• _Written task_
Find the lines of data that contain the string "Расходы", then list them.
● ● ●
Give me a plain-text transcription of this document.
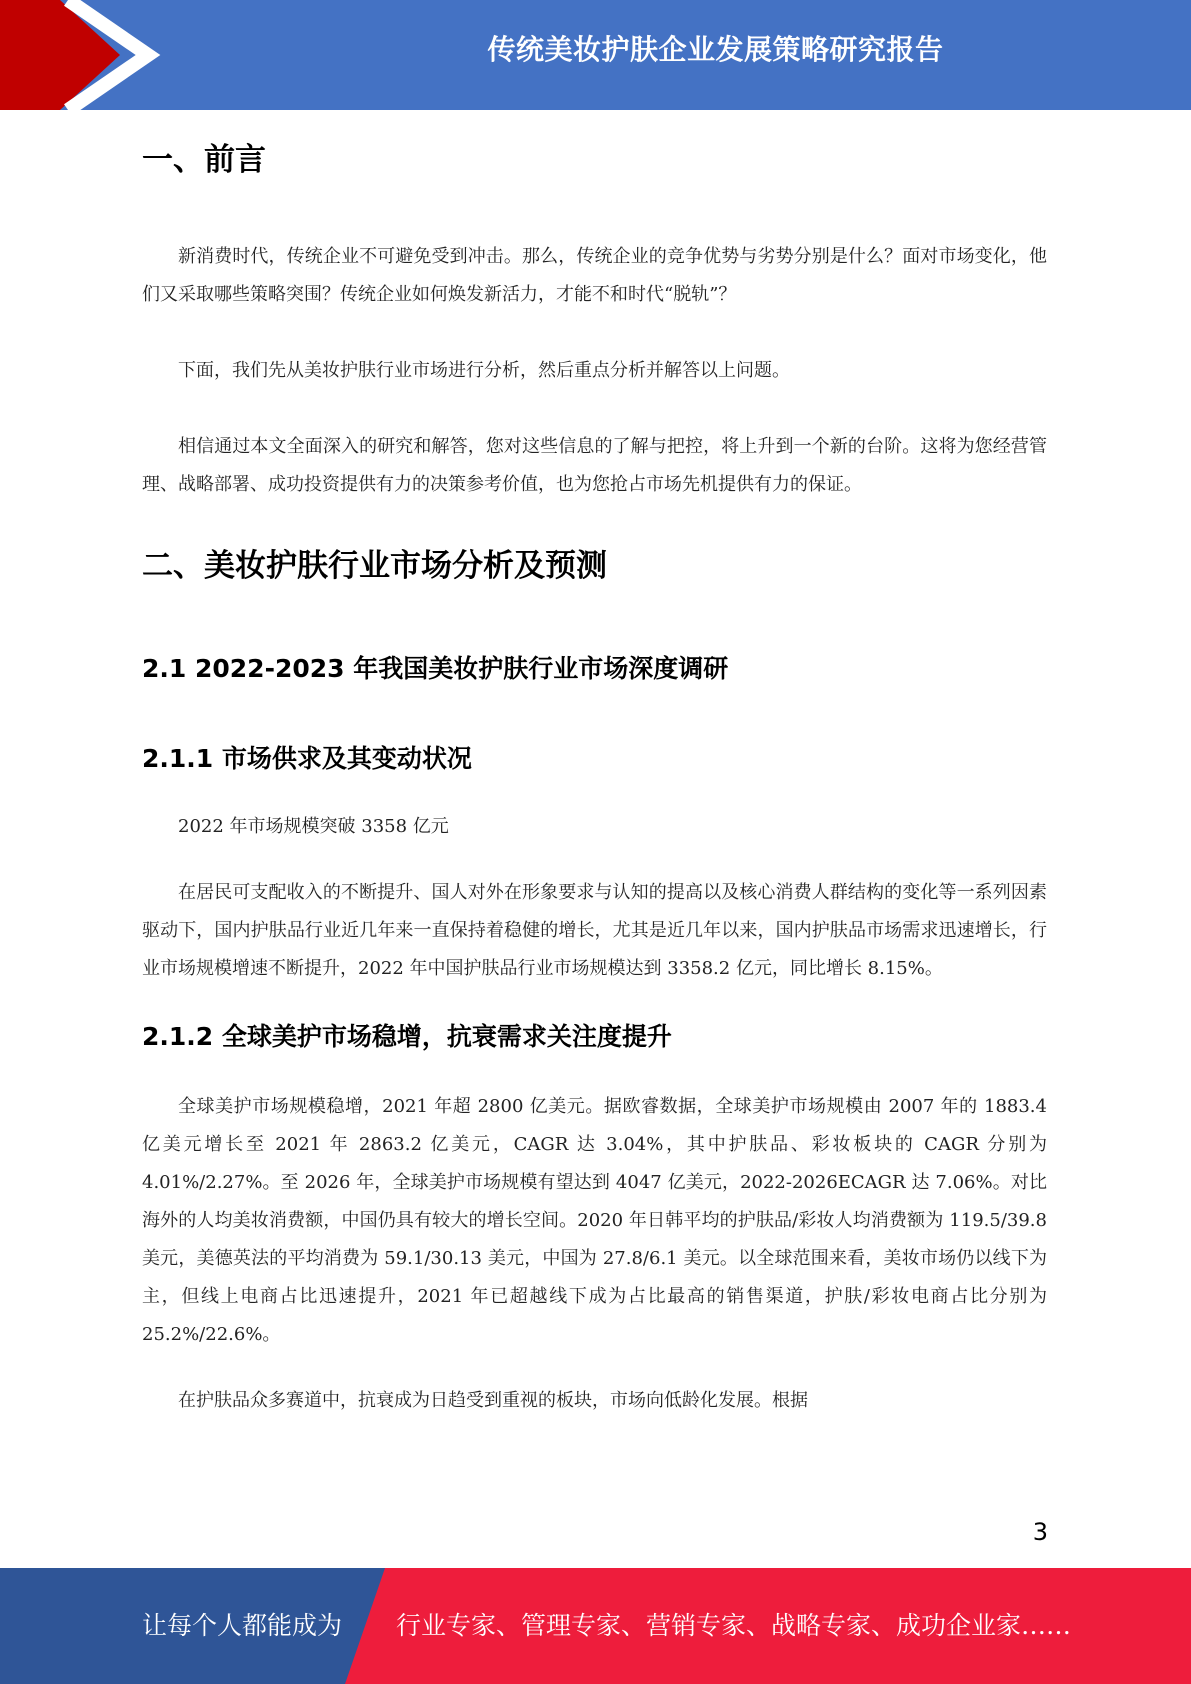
传统美妆护肤企业发展策略研究报告
一、前言

新消费时代，传统企业不可避免受到冲击。那么，传统企业的竞争优势与劣势分别是什么？面对市场变化，他们又采取哪些策略突围？传统企业如何焕发新活力，才能不和时代“脱轨”？

下面，我们先从美妆护肤行业市场进行分析，然后重点分析并解答以上问题。

相信通过本文全面深入的研究和解答，您对这些信息的了解与把控，将上升到一个新的台阶。这将为您经营管理、战略部署、成功投资提供有力的决策参考价值，也为您抢占市场先机提供有力的保证。

二、美妆护肤行业市场分析及预测
2.1 2022-2023 年我国美妆护肤行业市场深度调研
2.1.1 市场供求及其变动状况

2022 年市场规模突破 3358 亿元

在居民可支配收入的不断提升、国人对外在形象要求与认知的提高以及核心消费人群结构的变化等一系列因素驱动下，国内护肤品行业近几年来一直保持着稳健的增长，尤其是近几年以来，国内护肤品市场需求迅速增长，行业市场规模增速不断提升，2022 年中国护肤品行业市场规模达到 3358.2 亿元，同比增长 8.15%。

2.1.2 全球美护市场稳增，抗衰需求关注度提升

全球美护市场规模稳增，2021 年超 2800 亿美元。据欧睿数据，全球美护市场规模由 2007 年的 1883.4 亿美元增长至 2021 年 2863.2 亿美元，CAGR 达 3.04%，其中护肤品、彩妆板块的 CAGR 分别为 4.01%/2.27%。至 2026 年，全球美护市场规模有望达到 4047 亿美元，2022-2026ECAGR 达 7.06%。对比海外的人均美妆消费额，中国仍具有较大的增长空间。2020 年日韩平均的护肤品/彩妆人均消费额为 119.5/39.8 美元，美德英法的平均消费为 59.1/30.13 美元，中国为 27.8/6.1 美元。以全球范围来看，美妆市场仍以线下为主，但线上电商占比迅速提升，2021 年已超越线下成为占比最高的销售渠道，护肤/彩妆电商占比分别为 25.2%/22.6%。

在护肤品众多赛道中，抗衰成为日趋受到重视的板块，市场向低龄化发展。根据

3
让每个人都能成为 行业专家、管理专家、营销专家、战略专家、成功企业家……
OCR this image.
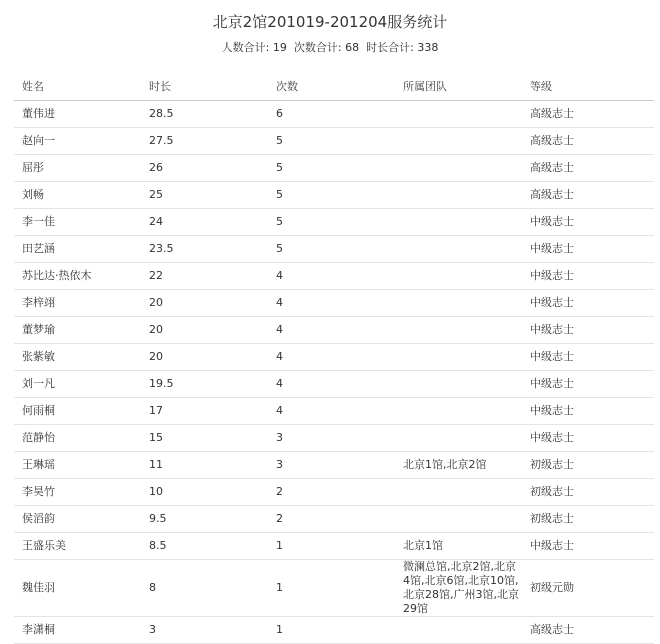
北京2馆201019-201204服务统计
人数合计: 19 次数合计: 68 时长合计: 338
姓名	时长	次数	所属团队	等级
董伟进	28.5	6		高级志士
赵向一	27.5	5		高级志士
屈彤	26	5		高级志士
刘畅	25	5		高级志士
李一佳	24	5		中级志士
田艺涵	23.5	5		中级志士
苏比达·热依木	22	4		中级志士
李梓翊	20	4		中级志士
董梦瑜	20	4		中级志士
张紫敏	20	4		中级志士
刘一凡	19.5	4		中级志士
何雨桐	17	4		中级志士
范静怡	15	3		中级志士
王琳瑶	11	3	北京1馆,北京2馆	初级志士
李昊竹	10	2		初级志士
侯滔韵	9.5	2		初级志士
王盛乐美	8.5	1	北京1馆	中级志士
魏佳羽	8	1	微澜总馆,北京2馆,北京4馆,北京6馆,北京10馆,北京28馆,广州3馆,北京29馆	初级元勋
李潇桐	3	1		高级志士
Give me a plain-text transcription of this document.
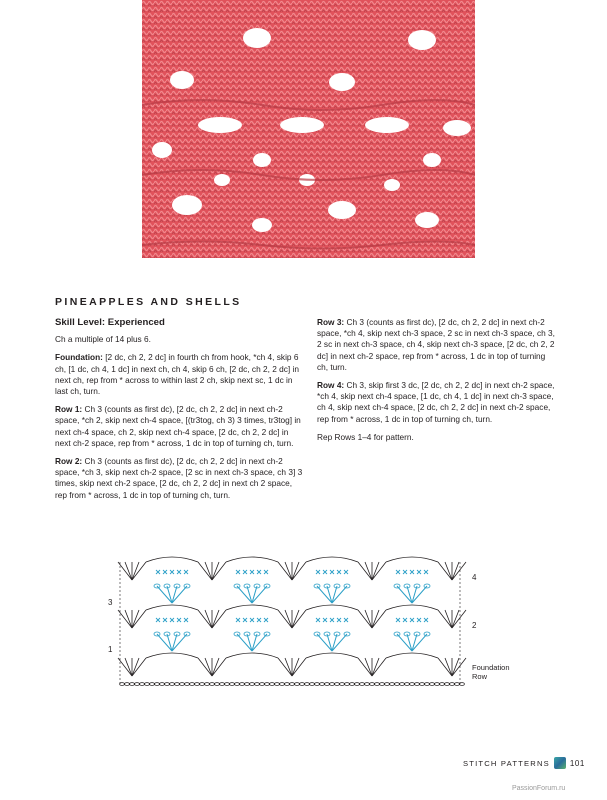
PINEAPPLES AND SHELLS

Skill Level: Experienced

Ch a multiple of 14 plus 6.

Foundation: [2 dc, ch 2, 2 dc] in fourth ch from hook, *ch 4, skip 6 ch, [1 dc, ch 4, 1 dc] in next ch, ch 4, skip 6 ch, [2 dc, ch 2, 2 dc] in next ch, rep from * across to within last 2 ch, skip next sc, 1 dc in last ch, turn.

Row 1: Ch 3 (counts as first dc), [2 dc, ch 2, 2 dc] in next ch-2 space, *ch 2, skip next ch-4 space, [(tr3tog, ch 3) 3 times, tr3tog] in next ch-4 space, ch 2, skip next ch-4 space, [2 dc, ch 2, 2 dc] in next ch-2 space, rep from * across, 1 dc in top of turning ch, turn.

Row 2: Ch 3 (counts as first dc), [2 dc, ch 2, 2 dc] in next ch-2 space, *ch 3, skip next ch-2 space, [2 sc in next ch-3 space, ch 3] 3 times, skip next ch-2 space, [2 dc, ch 2, 2 dc] in next ch 2 space, rep from * across, 1 dc in top of turning ch, turn.

Row 3: Ch 3 (counts as first dc), [2 dc, ch 2, 2 dc] in next ch-2 space, *ch 4, skip next ch-3 space, 2 sc in next ch-3 space, ch 3, 2 sc in next ch-3 space, ch 4, skip next ch-3 space, [2 dc, ch 2, 2 dc] in next ch-2 space, rep from * across, 1 dc in top of turning ch, turn.

Row 4: Ch 3, skip first 3 dc, [2 dc, ch 2, 2 dc] in next ch-2 space, *ch 4, skip next ch-4 space, [1 dc, ch 4, 1 dc] in next ch-3 space, ch 4, skip next ch-4 space, [2 dc, ch 2, 2 dc] in next ch-2 space, rep from * across, 1 dc in top of turning ch, turn.

Rep Rows 1–4 for pattern.

3
1
4
2
Foundation
Row
STITCH PATTERNS	101
PassionForum.ru
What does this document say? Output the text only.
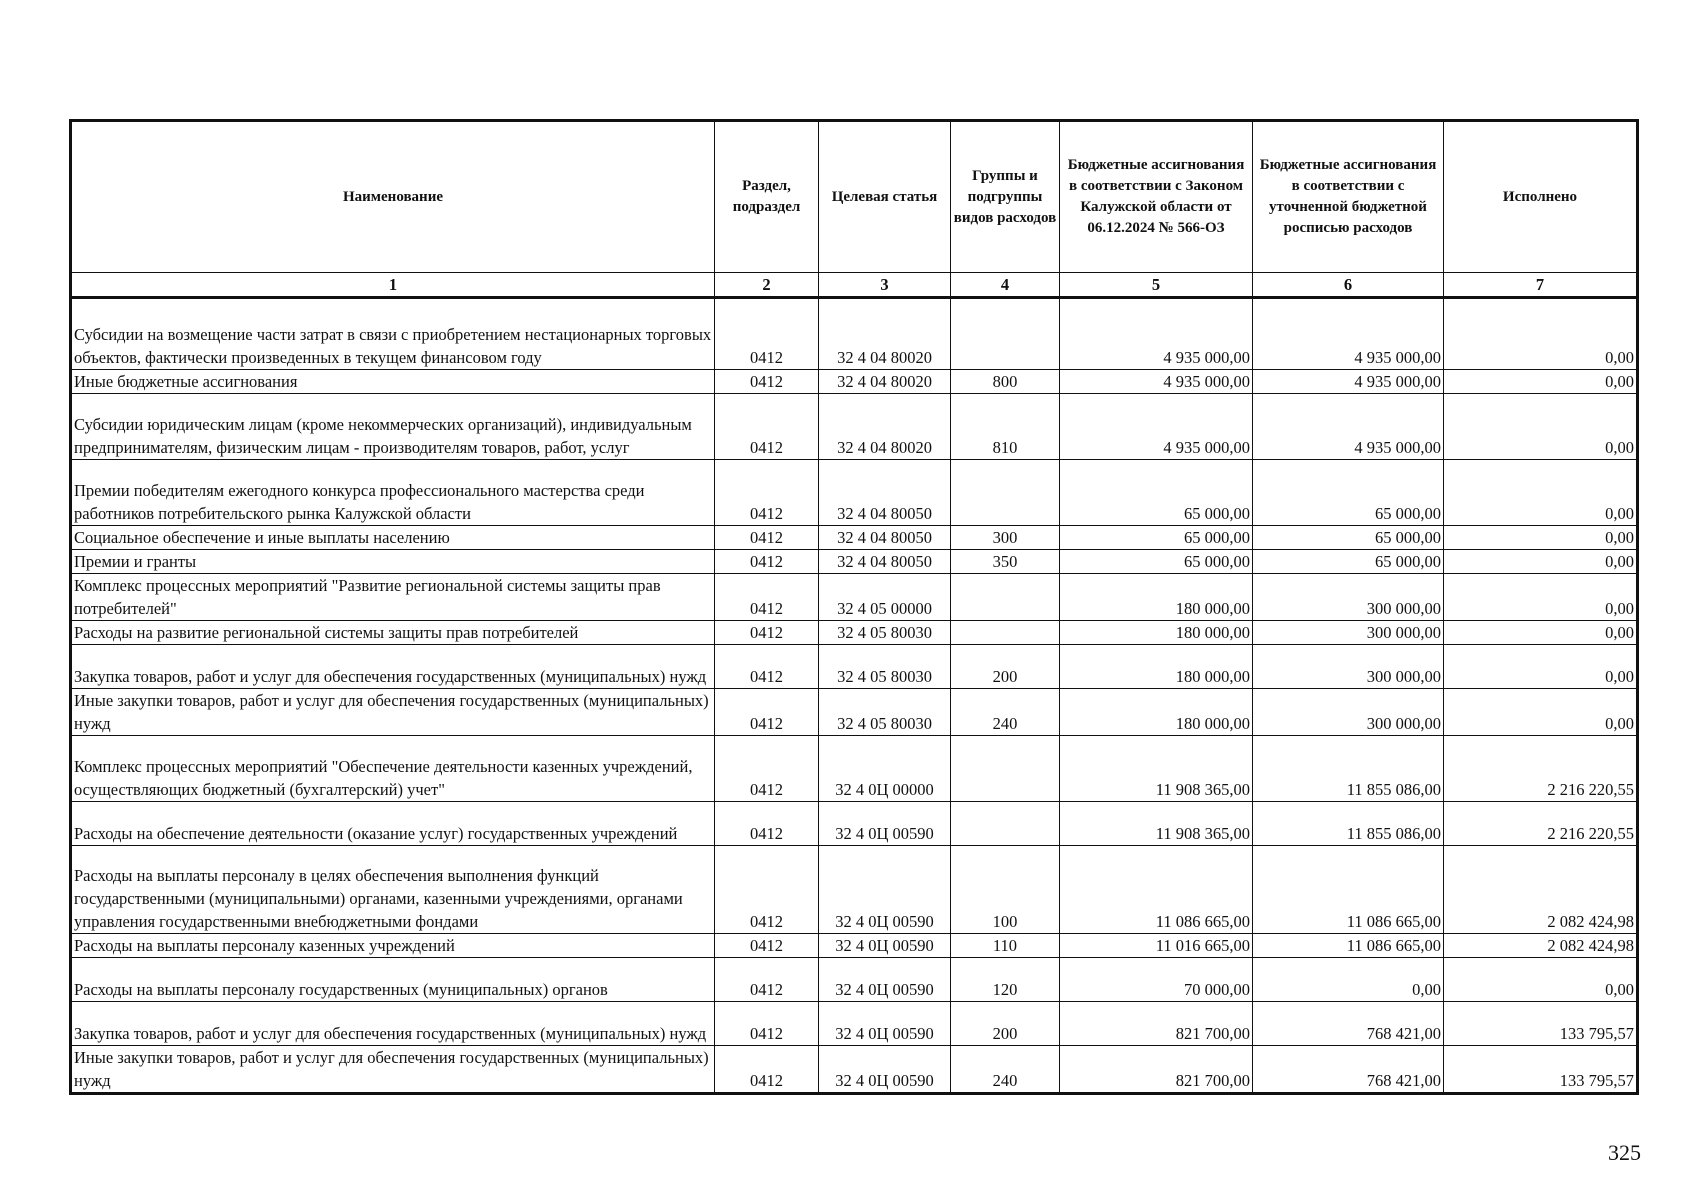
Наименование	Раздел, подраздел	Целевая статья	Группы и подгруппы видов расходов	Бюджетные ассигнования в соответствии с Законом Калужской области от 06.12.2024 № 566-ОЗ	Бюджетные ассигнования в соответствии с уточненной бюджетной росписью расходов	Исполнено
1	2	3	4	5	6	7
Субсидии на возмещение части затрат в связи с приобретением нестационарных торговых объектов, фактически произведенных в текущем финансовом году	0412	32 4 04 80020		4 935 000,00	4 935 000,00	0,00
Иные бюджетные ассигнования	0412	32 4 04 80020	800	4 935 000,00	4 935 000,00	0,00
Субсидии юридическим лицам (кроме некоммерческих организаций), индивидуальным предпринимателям, физическим лицам - производителям товаров, работ, услуг	0412	32 4 04 80020	810	4 935 000,00	4 935 000,00	0,00
Премии победителям ежегодного конкурса профессионального мастерства среди работников потребительского рынка Калужской области	0412	32 4 04 80050		65 000,00	65 000,00	0,00
Социальное обеспечение и иные выплаты населению	0412	32 4 04 80050	300	65 000,00	65 000,00	0,00
Премии и гранты	0412	32 4 04 80050	350	65 000,00	65 000,00	0,00
Комплекс процессных мероприятий "Развитие региональной системы защиты прав потребителей"	0412	32 4 05 00000		180 000,00	300 000,00	0,00
Расходы на развитие региональной системы защиты прав потребителей	0412	32 4 05 80030		180 000,00	300 000,00	0,00
Закупка товаров, работ и услуг для обеспечения государственных (муниципальных) нужд	0412	32 4 05 80030	200	180 000,00	300 000,00	0,00
Иные закупки товаров, работ и услуг для обеспечения государственных (муниципальных) нужд	0412	32 4 05 80030	240	180 000,00	300 000,00	0,00
Комплекс процессных мероприятий "Обеспечение деятельности казенных учреждений, осуществляющих бюджетный (бухгалтерский) учет"	0412	32 4 0Ц 00000		11 908 365,00	11 855 086,00	2 216 220,55
Расходы на обеспечение деятельности (оказание услуг) государственных учреждений	0412	32 4 0Ц 00590		11 908 365,00	11 855 086,00	2 216 220,55
Расходы на выплаты персоналу в целях обеспечения выполнения функций государственными (муниципальными) органами, казенными учреждениями, органами управления государственными внебюджетными фондами	0412	32 4 0Ц 00590	100	11 086 665,00	11 086 665,00	2 082 424,98
Расходы на выплаты персоналу казенных учреждений	0412	32 4 0Ц 00590	110	11 016 665,00	11 086 665,00	2 082 424,98
Расходы на выплаты персоналу государственных (муниципальных) органов	0412	32 4 0Ц 00590	120	70 000,00	0,00	0,00
Закупка товаров, работ и услуг для обеспечения государственных (муниципальных) нужд	0412	32 4 0Ц 00590	200	821 700,00	768 421,00	133 795,57
Иные закупки товаров, работ и услуг для обеспечения государственных (муниципальных) нужд	0412	32 4 0Ц 00590	240	821 700,00	768 421,00	133 795,57
325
● ● ●
• _Solution to this task_
Расходы на развитие региональной системы защиты прав потребителей	0412	32 4 05 80030		180 000,00	300 000,00	0,00
Расходы на обеспечение деятельности (оказание услуг) государственных учреждений	0412	32 4 0Ц 00590		11 908 365,00	11 855 086,00	2 216 220,55
Расходы на выплаты персоналу в целях обеспечения выполнения функций государственными (муниципальными) органами, казенными учреждениями, органами управления государственными внебюджетными фондами	0412	32 4 0Ц 00590	100	11 086 665,00	11 086 665,00	2 082 424,98
Расходы на выплаты персоналу казенных учреждений	0412	32 4 0Ц 00590	110	11 016 665,00	11 086 665,00	2 082 424,98
Расходы на выплаты персоналу государственных (муниципальных) органов	0412	32 4 0Ц 00590	120	70 000,00	0,00	0,00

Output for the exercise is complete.